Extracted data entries
— Begin —

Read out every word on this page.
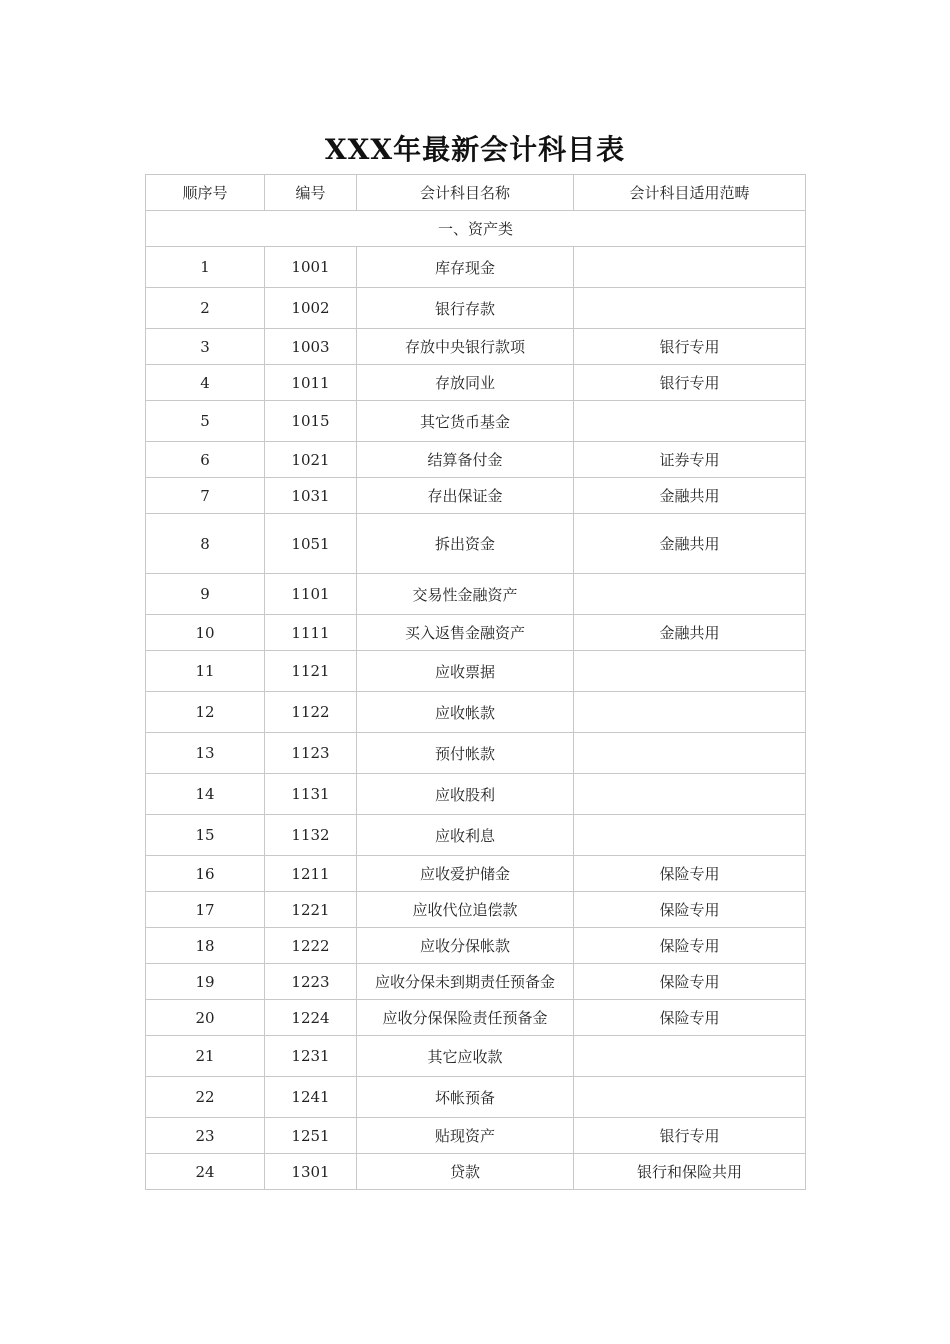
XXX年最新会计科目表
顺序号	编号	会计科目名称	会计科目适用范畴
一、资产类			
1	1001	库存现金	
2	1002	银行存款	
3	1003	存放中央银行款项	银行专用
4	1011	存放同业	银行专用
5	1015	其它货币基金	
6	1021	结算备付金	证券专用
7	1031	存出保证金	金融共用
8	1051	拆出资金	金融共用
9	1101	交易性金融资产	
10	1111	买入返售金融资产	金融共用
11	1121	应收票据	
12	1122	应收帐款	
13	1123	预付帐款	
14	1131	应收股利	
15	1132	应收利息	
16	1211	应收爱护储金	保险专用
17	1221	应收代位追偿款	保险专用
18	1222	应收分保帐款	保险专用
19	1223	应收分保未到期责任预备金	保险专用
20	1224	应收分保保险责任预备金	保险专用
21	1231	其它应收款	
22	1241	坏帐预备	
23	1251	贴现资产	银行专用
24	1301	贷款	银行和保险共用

— End —

- **Your task**
Reproduce the listing exactly. Leave its pictures out.

- **Written solution**
Read out every word on this page.
XXX年最新会计科目表
顺序号	编号	会计科目名称	会计科目适用范畴
一、资产类			
1	1001	库存现金	
2	1002	银行存款	
3	1003	存放中央银行款项	银行专用
4	1011	存放同业	银行专用
5	1015	其它货币基金	
6	1021	结算备付金	证券专用
7	1031	存出保证金	金融共用
8	1051	拆出资金	金融共用
9	1101	交易性金融资产	
10	1111	买入返售金融资产	金融共用
11	1121	应收票据	
12	1122	应收帐款	
13	1123	预付帐款	
14	1131	应收股利	
15	1132	应收利息	
16	1211	应收爱护储金	保险专用
17	1221	应收代位追偿款	保险专用
18	1222	应收分保帐款	保险专用
19	1223	应收分保未到期责任预备金	保险专用
20	1224	应收分保保险责任预备金	保险专用
21	1231	其它应收款	
22	1241	坏帐预备	
23	1251	贴现资产	银行专用
24	1301	贷款	银行和保险共用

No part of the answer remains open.